Exercise description: Examine the entries and show every line in which the word "start" is found.

Provided records:
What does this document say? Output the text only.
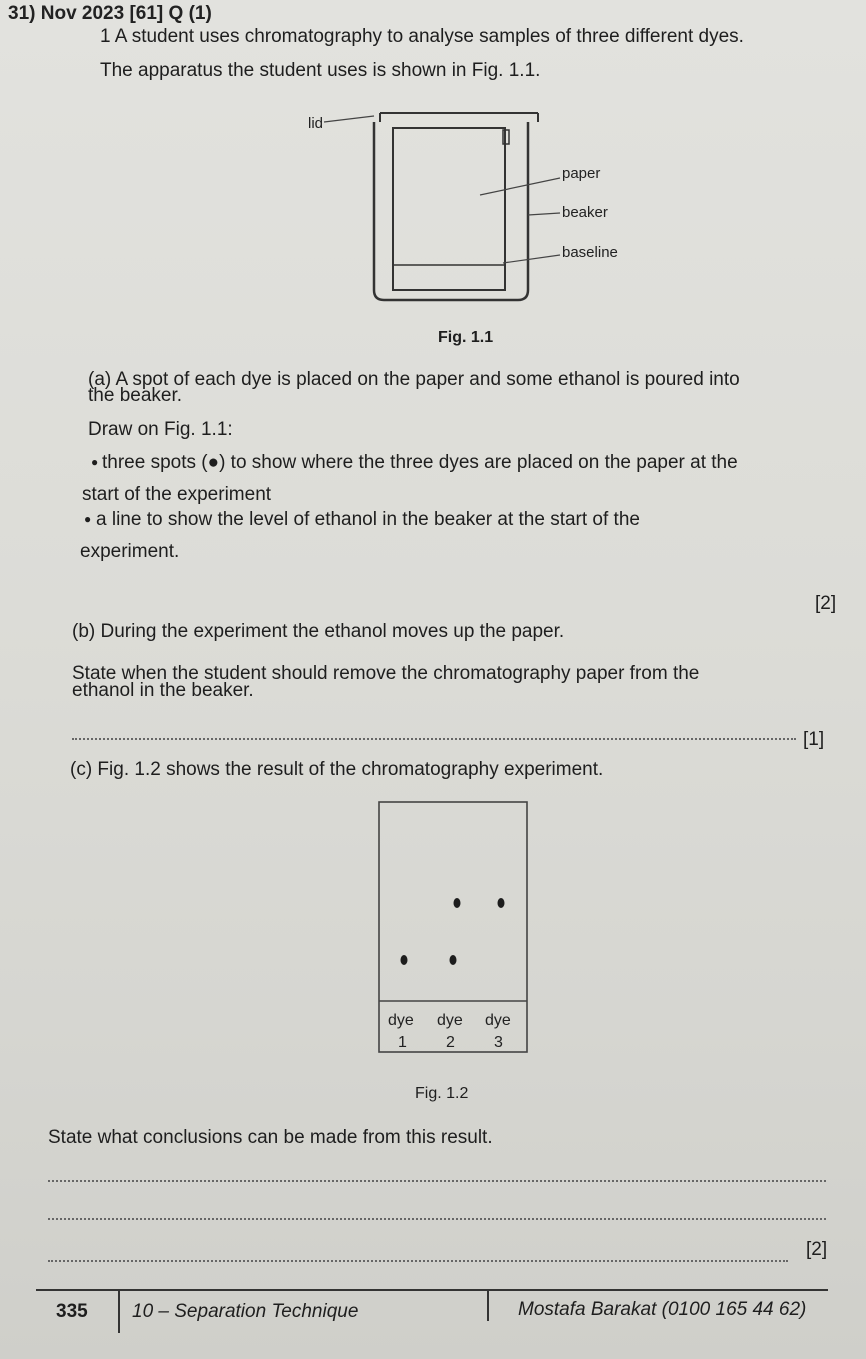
31) Nov 2023 [61] Q (1)
1 A student uses chromatography to analyse samples of three different dyes.
The apparatus the student uses is shown in Fig. 1.1.
lid
paper
beaker
baseline
Fig. 1.1
(a) A spot of each dye is placed on the paper and some ethanol is poured into
the beaker.
Draw on Fig. 1.1:
● three spots (●) to show where the three dyes are placed on the paper at the
start of the experiment
● a line to show the level of ethanol in the beaker at the start of the
experiment.
[2]
(b) During the experiment the ethanol moves up the paper.
State when the student should remove the chromatography paper from the
ethanol in the beaker.
[1]
(c) Fig. 1.2 shows the result of the chromatography experiment.
dye dye dye
1 2 3
Fig. 1.2
State what conclusions can be made from this result.
[2]
335 10 – Separation Technique	Mostafa Barakat (0100 165 44 62)
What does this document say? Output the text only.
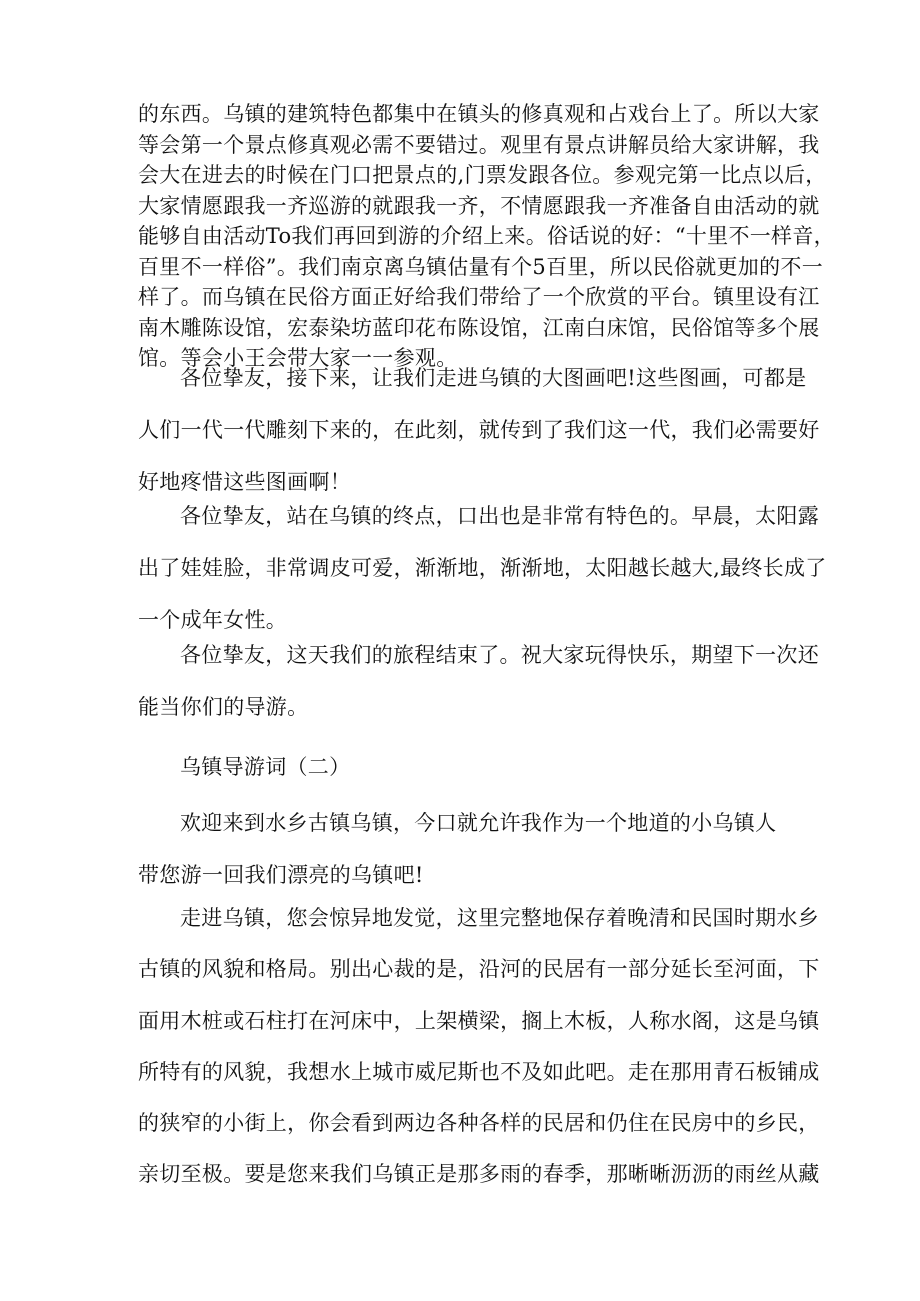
的东西。乌镇的建筑特色都集中在镇头的修真观和占戏台上了。所以大家
等会第一个景点修真观必需不要错过。观里有景点讲解员给大家讲解，我
会大在进去的时候在门口把景点的,门票发跟各位。参观完第一比点以后，
大家情愿跟我一齐巡游的就跟我一齐，不情愿跟我一齐准备自由活动的就
能够自由活动To我们再回到游的介绍上来。俗话说的好：“十里不一样音，
百里不一样俗”。我们南京离乌镇估量有个5百里，所以民俗就更加的不一
样了。而乌镇在民俗方面正好给我们带给了一个欣赏的平台。镇里设有江
南木雕陈设馆，宏泰染坊蓝印花布陈设馆，江南白床馆，民俗馆等多个展
馆。等会小王会带大家一一参观。

各位挚友，接下来，让我们走进乌镇的大图画吧!这些图画，可都是
人们一代一代雕刻下来的，在此刻，就传到了我们这一代，我们必需要好
好地疼惜这些图画啊！

各位挚友，站在乌镇的终点，口出也是非常有特色的。早晨，太阳露
出了娃娃脸，非常调皮可爱，渐渐地，渐渐地，太阳越长越大,最终长成了
一个成年女性。

各位挚友，这天我们的旅程结束了。祝大家玩得快乐，期望下一次还
能当你们的导游。

乌镇导游词（二）

欢迎来到水乡古镇乌镇，今口就允许我作为一个地道的小乌镇人
带您游一回我们漂亮的乌镇吧!

走进乌镇，您会惊异地发觉，这里完整地保存着晚清和民国时期水乡
古镇的风貌和格局。别出心裁的是，沿河的民居有一部分延长至河面，下
面用木桩或石柱打在河床中，上架横梁，搁上木板，人称水阁，这是乌镇
所特有的风貌，我想水上城市威尼斯也不及如此吧。走在那用青石板铺成
的狭窄的小街上，你会看到两边各种各样的民居和仍住在民房中的乡民，
亲切至极。要是您来我们乌镇正是那多雨的春季，那晰晰沥沥的雨丝从藏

The reply:
start of the experiment
● a line to show the level of ethanol in the beaker at the start of the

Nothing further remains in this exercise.